*What needs to be done*. Transcribe the material verbatim in full; the pictures do not belong in the copy.

*The records*.
══════

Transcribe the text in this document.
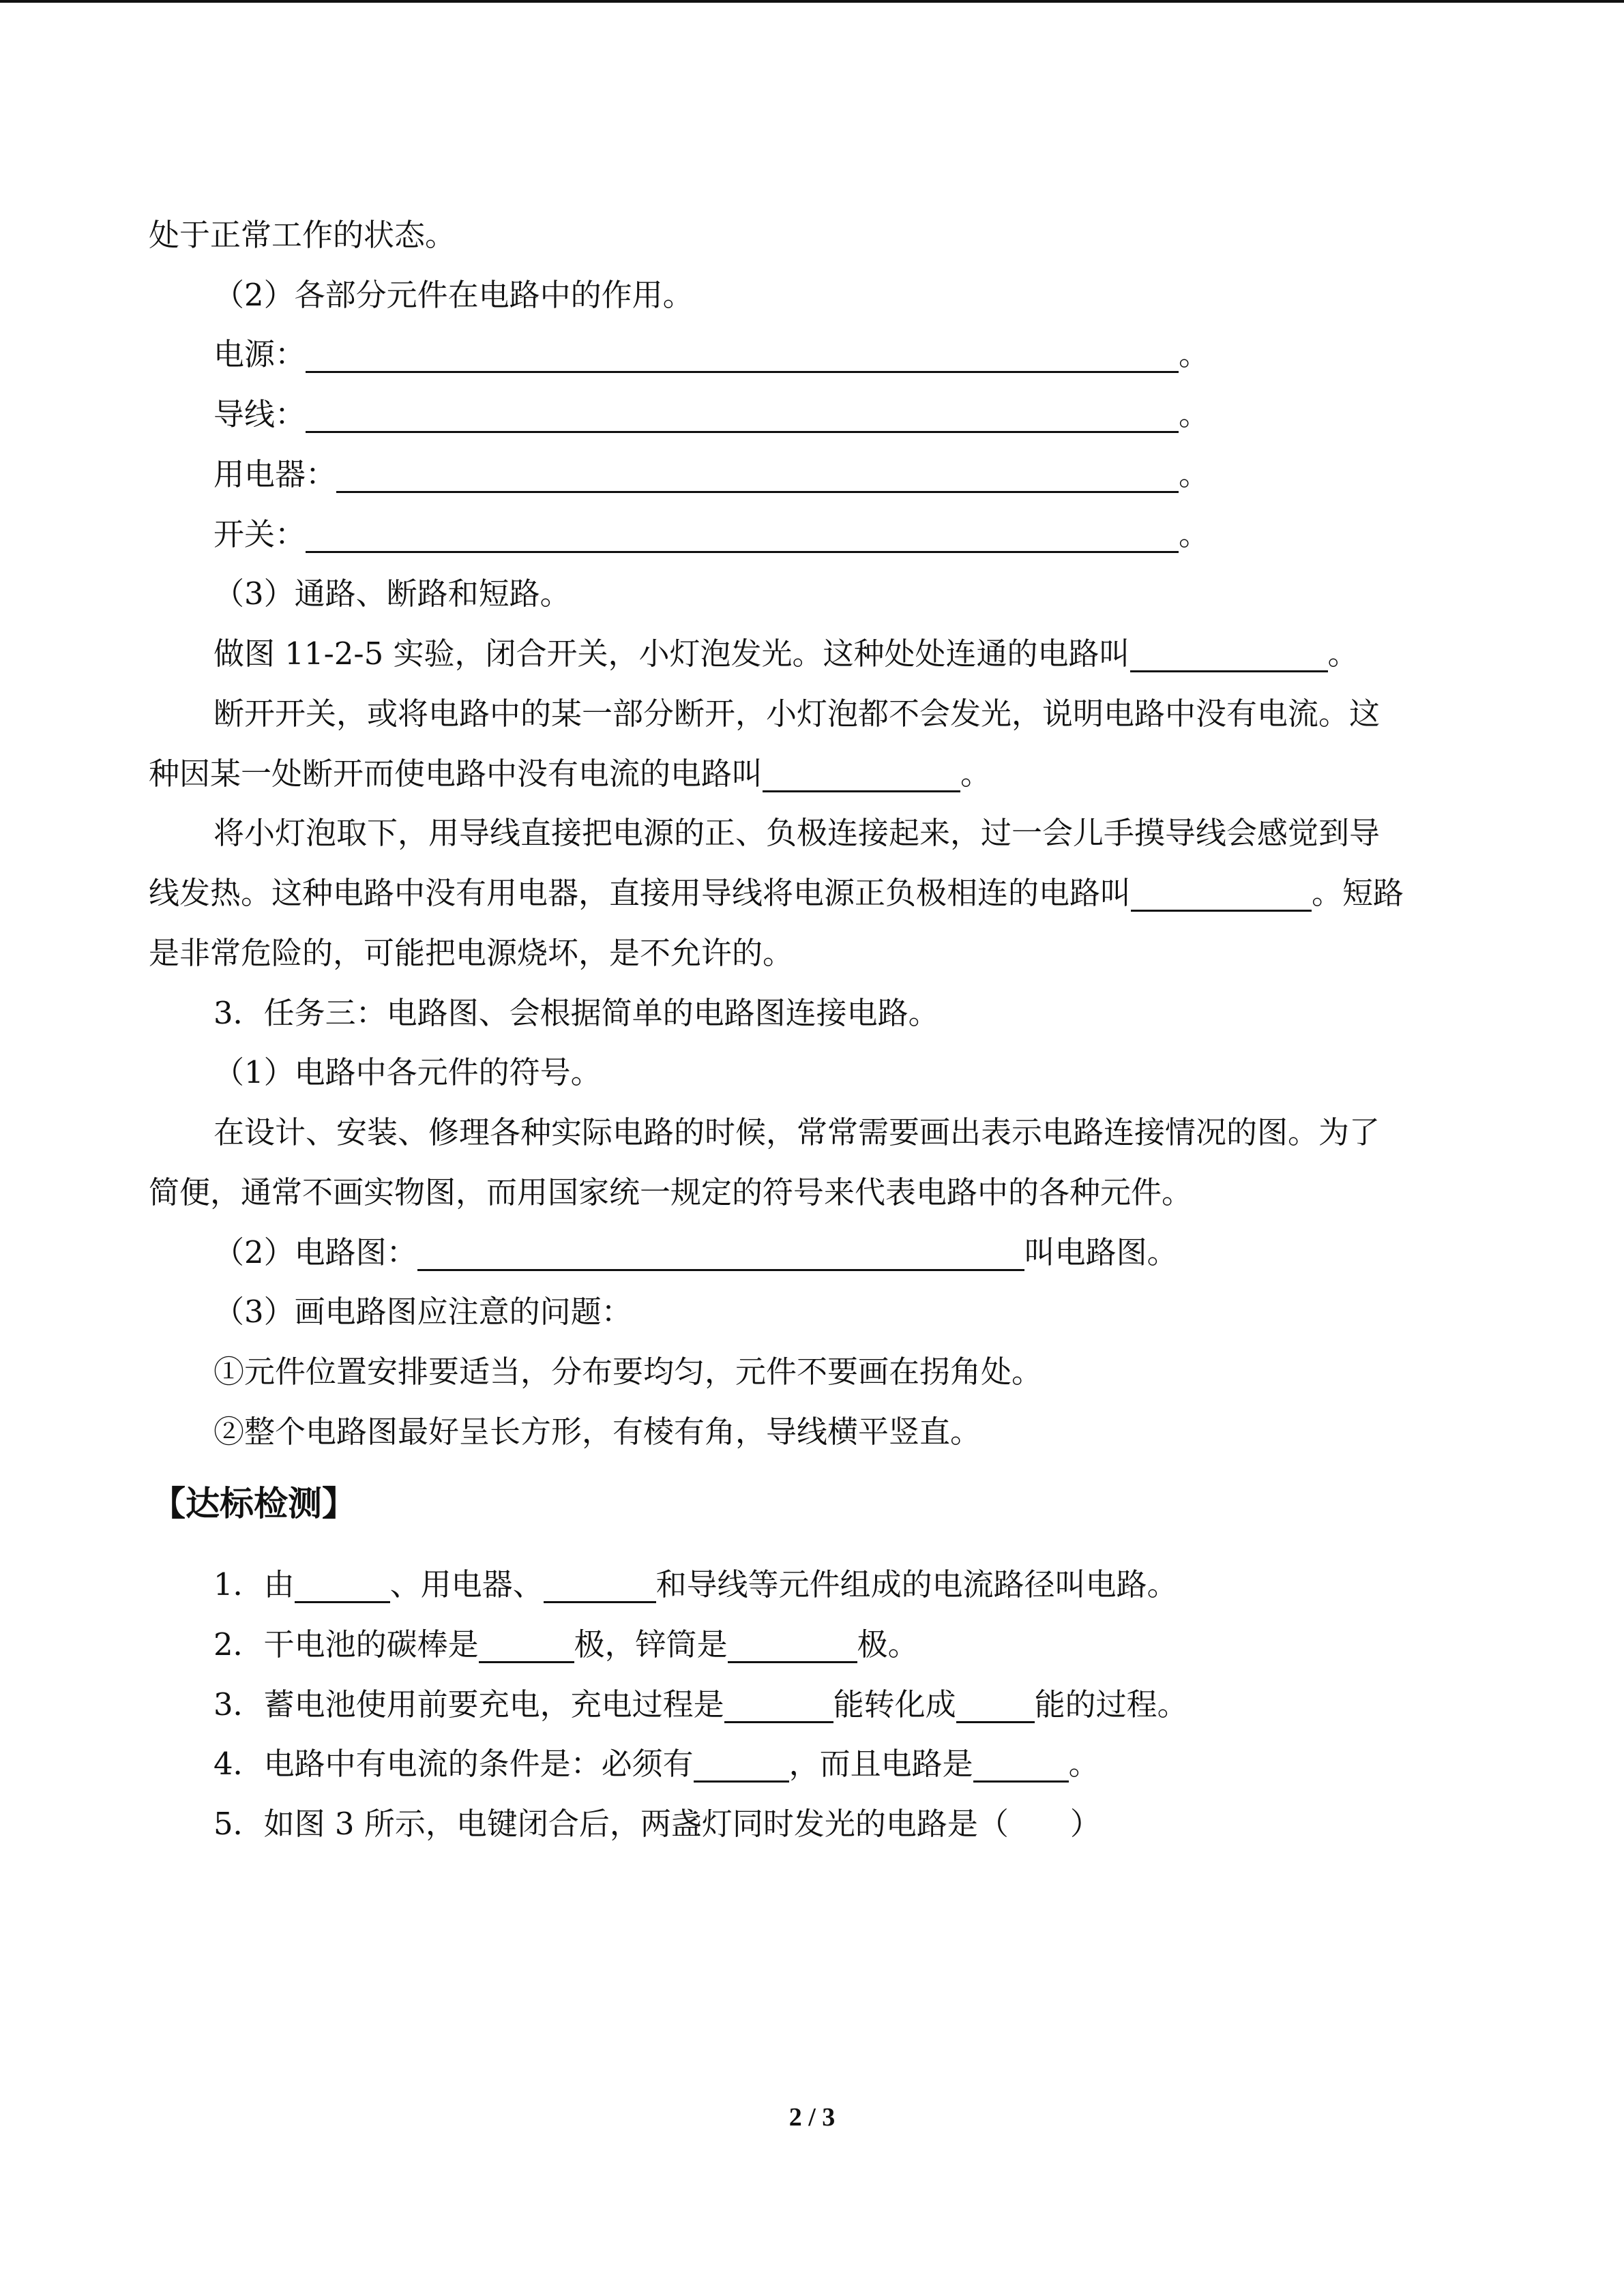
处于正常工作的状态。
（2）各部分元件在电路中的作用。
电源：	。
导线：	。
用电器：	。
开关：	。
（3）通路、断路和短路。
做图 11-2-5 实验，闭合开关，小灯泡发光。这种处处连通的电路叫	。
断开开关，或将电路中的某一部分断开，小灯泡都不会发光，说明电路中没有电流。这
种因某一处断开而使电路中没有电流的电路叫	。
将小灯泡取下，用导线直接把电源的正、负极连接起来，过一会儿手摸导线会感觉到导
线发热。这种电路中没有用电器，直接用导线将电源正负极相连的电路叫	。短路
是非常危险的，可能把电源烧坏，是不允许的。
3．任务三：电路图、会根据简单的电路图连接电路。
（1）电路中各元件的符号。
在设计、安装、修理各种实际电路的时候，常常需要画出表示电路连接情况的图。为了
简便，通常不画实物图，而用国家统一规定的符号来代表电路中的各种元件。
（2）电路图：	叫电路图。
（3）画电路图应注意的问题：
①元件位置安排要适当，分布要均匀，元件不要画在拐角处。
②整个电路图最好呈长方形，有棱有角，导线横平竖直。
【达标检测】
1．由	、用电器、	和导线等元件组成的电流路径叫电路。
2．干电池的碳棒是	极，锌筒是	极。
3．蓄电池使用前要充电，充电过程是	能转化成	能的过程。
4．电路中有电流的条件是：必须有	，而且电路是	。
5．如图 3 所示，电键闭合后，两盏灯同时发光的电路是（　　）
2 / 3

══════

*Problem solution*.
Transcribe the text in this document.
处于正常工作的状态。
（2）各部分元件在电路中的作用。
电源：	。
导线：	。
用电器：	。
开关：	。
（3）通路、断路和短路。
做图 11-2-5 实验，闭合开关，小灯泡发光。这种处处连通的电路叫	。
断开开关，或将电路中的某一部分断开，小灯泡都不会发光，说明电路中没有电流。这
种因某一处断开而使电路中没有电流的电路叫	。
将小灯泡取下，用导线直接把电源的正、负极连接起来，过一会儿手摸导线会感觉到导
线发热。这种电路中没有用电器，直接用导线将电源正负极相连的电路叫	。短路
是非常危险的，可能把电源烧坏，是不允许的。
3．任务三：电路图、会根据简单的电路图连接电路。
（1）电路中各元件的符号。
在设计、安装、修理各种实际电路的时候，常常需要画出表示电路连接情况的图。为了
简便，通常不画实物图，而用国家统一规定的符号来代表电路中的各种元件。
（2）电路图：	叫电路图。
（3）画电路图应注意的问题：
①元件位置安排要适当，分布要均匀，元件不要画在拐角处。
②整个电路图最好呈长方形，有棱有角，导线横平竖直。
【达标检测】
1．由	、用电器、	和导线等元件组成的电流路径叫电路。
2．干电池的碳棒是	极，锌筒是	极。
3．蓄电池使用前要充电，充电过程是	能转化成	能的过程。
4．电路中有电流的条件是：必须有	，而且电路是	。
5．如图 3 所示，电键闭合后，两盏灯同时发光的电路是（　　）
2 / 3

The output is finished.